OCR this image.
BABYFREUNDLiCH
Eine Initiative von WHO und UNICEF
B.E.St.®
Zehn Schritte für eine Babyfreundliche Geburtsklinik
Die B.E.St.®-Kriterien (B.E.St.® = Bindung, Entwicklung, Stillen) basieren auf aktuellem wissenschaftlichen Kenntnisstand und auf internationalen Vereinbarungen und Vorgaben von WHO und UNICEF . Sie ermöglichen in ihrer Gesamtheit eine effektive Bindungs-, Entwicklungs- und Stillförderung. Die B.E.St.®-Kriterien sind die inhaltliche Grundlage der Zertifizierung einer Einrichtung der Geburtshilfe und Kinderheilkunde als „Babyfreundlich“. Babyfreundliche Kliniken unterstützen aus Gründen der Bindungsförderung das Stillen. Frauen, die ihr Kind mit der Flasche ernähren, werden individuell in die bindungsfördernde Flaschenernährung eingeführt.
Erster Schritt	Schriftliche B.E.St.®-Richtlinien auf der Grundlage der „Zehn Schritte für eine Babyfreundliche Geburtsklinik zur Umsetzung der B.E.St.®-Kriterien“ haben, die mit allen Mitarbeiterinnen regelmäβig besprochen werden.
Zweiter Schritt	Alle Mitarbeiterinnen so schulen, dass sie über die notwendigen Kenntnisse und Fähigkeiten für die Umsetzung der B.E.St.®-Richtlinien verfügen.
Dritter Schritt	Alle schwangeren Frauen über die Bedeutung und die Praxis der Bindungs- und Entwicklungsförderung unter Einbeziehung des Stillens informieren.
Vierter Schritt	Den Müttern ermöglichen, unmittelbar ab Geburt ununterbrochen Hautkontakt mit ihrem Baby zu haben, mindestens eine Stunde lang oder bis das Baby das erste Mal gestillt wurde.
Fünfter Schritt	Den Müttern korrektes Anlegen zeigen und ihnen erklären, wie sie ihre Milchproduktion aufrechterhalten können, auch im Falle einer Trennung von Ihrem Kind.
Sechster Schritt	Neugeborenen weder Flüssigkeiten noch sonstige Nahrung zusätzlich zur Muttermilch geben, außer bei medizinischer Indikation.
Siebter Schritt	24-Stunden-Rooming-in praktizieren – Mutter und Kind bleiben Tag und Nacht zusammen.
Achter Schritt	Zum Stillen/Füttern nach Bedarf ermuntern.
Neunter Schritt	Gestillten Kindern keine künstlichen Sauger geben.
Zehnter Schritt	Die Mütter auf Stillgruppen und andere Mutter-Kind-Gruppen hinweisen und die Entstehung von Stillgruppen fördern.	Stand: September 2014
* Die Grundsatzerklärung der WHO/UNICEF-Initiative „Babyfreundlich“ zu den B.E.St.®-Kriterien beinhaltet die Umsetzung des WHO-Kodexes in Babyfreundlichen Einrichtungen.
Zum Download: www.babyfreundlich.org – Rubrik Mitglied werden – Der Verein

* Given exercise *
Copy each line above where the string "über" occurs.

* Result *
Zweiter Schritt	Alle Mitarbeiterinnen so schulen, dass sie über die notwendigen Kenntnisse und Fähigkeiten für die Umsetzung der B.E.St.®-Richtlinien verfügen.
Dritter Schritt	Alle schwangeren Frauen über die Bedeutung und die Praxis der Bindungs- und Entwicklungsförderung unter Einbeziehung des Stillens informieren.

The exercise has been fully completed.